Information supplied:
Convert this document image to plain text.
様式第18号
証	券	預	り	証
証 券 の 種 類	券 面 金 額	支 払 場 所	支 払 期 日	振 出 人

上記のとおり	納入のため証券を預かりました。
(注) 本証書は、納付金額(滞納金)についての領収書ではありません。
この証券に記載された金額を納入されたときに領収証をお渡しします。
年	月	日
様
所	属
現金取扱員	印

Instruction: Write out every line from the records above, word for word.

Exercise output:
Convert this document image to plain text.
様式第18号
証	券	預	り	証
証 券 の 種 類	券 面 金 額	支 払 場 所	支 払 期 日	振 出 人

上記のとおり	納入のため証券を預かりました。
(注) 本証書は、納付金額(滞納金)についての領収書ではありません。
この証券に記載された金額を納入されたときに領収証をお渡しします。
年	月	日
様
所	属
現金取扱員	印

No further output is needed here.